[To be done] Leave out the images and repeat the listing below without a single change.

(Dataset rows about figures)
---*---
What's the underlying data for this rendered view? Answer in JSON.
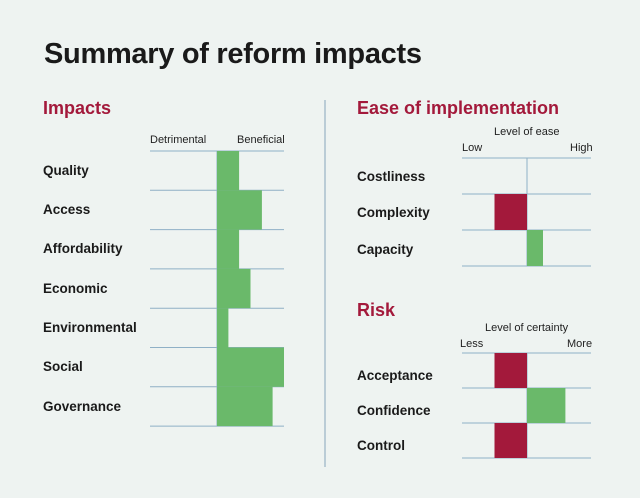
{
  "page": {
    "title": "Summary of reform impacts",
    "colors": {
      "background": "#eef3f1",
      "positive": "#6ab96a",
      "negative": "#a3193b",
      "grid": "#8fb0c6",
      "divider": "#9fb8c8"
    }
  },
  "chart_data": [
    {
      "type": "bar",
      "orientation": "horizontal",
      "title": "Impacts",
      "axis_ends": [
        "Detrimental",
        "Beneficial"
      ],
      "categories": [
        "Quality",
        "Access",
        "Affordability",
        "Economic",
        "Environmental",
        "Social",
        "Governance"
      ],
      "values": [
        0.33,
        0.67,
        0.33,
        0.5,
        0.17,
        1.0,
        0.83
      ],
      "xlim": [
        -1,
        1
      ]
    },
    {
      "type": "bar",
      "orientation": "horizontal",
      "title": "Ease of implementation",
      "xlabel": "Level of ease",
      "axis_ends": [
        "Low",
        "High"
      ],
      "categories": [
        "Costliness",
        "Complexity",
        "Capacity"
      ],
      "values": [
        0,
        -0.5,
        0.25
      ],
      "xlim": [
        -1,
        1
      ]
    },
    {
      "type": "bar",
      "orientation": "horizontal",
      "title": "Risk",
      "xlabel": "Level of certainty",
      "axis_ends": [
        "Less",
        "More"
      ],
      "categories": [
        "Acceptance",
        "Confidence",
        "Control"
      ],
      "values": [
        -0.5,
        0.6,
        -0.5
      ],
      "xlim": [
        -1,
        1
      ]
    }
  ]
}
---*---
[Written answer]
What's the underlying data for this rendered view? Answer in JSON.
{
  "page": {
    "title": "Summary of reform impacts",
    "colors": {
      "background": "#eef3f1",
      "positive": "#6ab96a",
      "negative": "#a3193b",
      "grid": "#8fb0c6",
      "divider": "#9fb8c8"
    }
  },
  "chart_data": [
    {
      "type": "bar",
      "orientation": "horizontal",
      "title": "Impacts",
      "axis_ends": [
        "Detrimental",
        "Beneficial"
      ],
      "categories": [
        "Quality",
        "Access",
        "Affordability",
        "Economic",
        "Environmental",
        "Social",
        "Governance"
      ],
      "values": [
        0.33,
        0.67,
        0.33,
        0.5,
        0.17,
        1.0,
        0.83
      ],
      "xlim": [
        -1,
        1
      ]
    },
    {
      "type": "bar",
      "orientation": "horizontal",
      "title": "Ease of implementation",
      "xlabel": "Level of ease",
      "axis_ends": [
        "Low",
        "High"
      ],
      "categories": [
        "Costliness",
        "Complexity",
        "Capacity"
      ],
      "values": [
        0,
        -0.5,
        0.25
      ],
      "xlim": [
        -1,
        1
      ]
    },
    {
      "type": "bar",
      "orientation": "horizontal",
      "title": "Risk",
      "xlabel": "Level of certainty",
      "axis_ends": [
        "Less",
        "More"
      ],
      "categories": [
        "Acceptance",
        "Confidence",
        "Control"
      ],
      "values": [
        -0.5,
        0.6,
        -0.5
      ],
      "xlim": [
        -1,
        1
      ]
    }
  ]
}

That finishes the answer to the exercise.